TASK BRIEF: Locate the lines where "складов" occurs and copy them as they stand.

- - - -

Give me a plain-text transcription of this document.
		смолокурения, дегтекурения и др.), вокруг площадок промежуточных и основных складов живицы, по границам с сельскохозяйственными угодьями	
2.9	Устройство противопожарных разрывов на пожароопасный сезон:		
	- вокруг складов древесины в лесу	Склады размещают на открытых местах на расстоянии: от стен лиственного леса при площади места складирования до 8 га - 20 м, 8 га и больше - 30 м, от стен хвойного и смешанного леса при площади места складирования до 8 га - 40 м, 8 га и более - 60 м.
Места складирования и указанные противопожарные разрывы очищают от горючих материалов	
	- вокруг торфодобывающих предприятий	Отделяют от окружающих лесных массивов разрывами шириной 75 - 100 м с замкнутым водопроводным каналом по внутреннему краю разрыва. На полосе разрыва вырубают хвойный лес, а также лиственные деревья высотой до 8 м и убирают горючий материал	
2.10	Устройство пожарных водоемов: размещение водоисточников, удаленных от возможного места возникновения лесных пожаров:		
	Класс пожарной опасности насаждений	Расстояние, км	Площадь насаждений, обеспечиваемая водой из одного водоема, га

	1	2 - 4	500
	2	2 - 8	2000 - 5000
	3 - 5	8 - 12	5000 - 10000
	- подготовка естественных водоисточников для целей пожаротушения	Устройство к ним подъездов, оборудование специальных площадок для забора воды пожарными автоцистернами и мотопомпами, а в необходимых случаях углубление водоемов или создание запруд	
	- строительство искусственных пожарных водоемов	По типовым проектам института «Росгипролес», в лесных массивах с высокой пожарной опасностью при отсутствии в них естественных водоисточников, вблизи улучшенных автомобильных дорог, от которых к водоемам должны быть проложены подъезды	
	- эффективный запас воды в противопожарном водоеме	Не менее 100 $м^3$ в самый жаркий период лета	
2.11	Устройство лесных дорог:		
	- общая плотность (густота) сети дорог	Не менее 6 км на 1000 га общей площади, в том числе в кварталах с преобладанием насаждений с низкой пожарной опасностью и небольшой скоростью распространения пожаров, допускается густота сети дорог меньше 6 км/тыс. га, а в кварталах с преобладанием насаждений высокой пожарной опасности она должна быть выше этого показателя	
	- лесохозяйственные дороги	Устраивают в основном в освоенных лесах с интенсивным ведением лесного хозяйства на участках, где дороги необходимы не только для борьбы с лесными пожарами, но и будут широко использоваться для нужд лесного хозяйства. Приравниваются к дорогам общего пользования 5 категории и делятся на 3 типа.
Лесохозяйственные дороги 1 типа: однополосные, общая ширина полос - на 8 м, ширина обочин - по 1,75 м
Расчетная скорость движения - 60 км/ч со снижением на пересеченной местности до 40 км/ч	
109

- - - -

RESULT:
		смолокурения, дегтекурения и др.), вокруг площадок промежуточных и основных складов живицы, по границам с сельскохозяйственными угодьями	
	- вокруг складов древесины в лесу	Склады размещают на открытых местах на расстоянии: от стен лиственного леса при площади места складирования до 8 га - 20 м, 8 га и больше - 30 м, от стен хвойного и смешанного леса при площади места складирования до 8 га - 40 м, 8 га и более - 60 м.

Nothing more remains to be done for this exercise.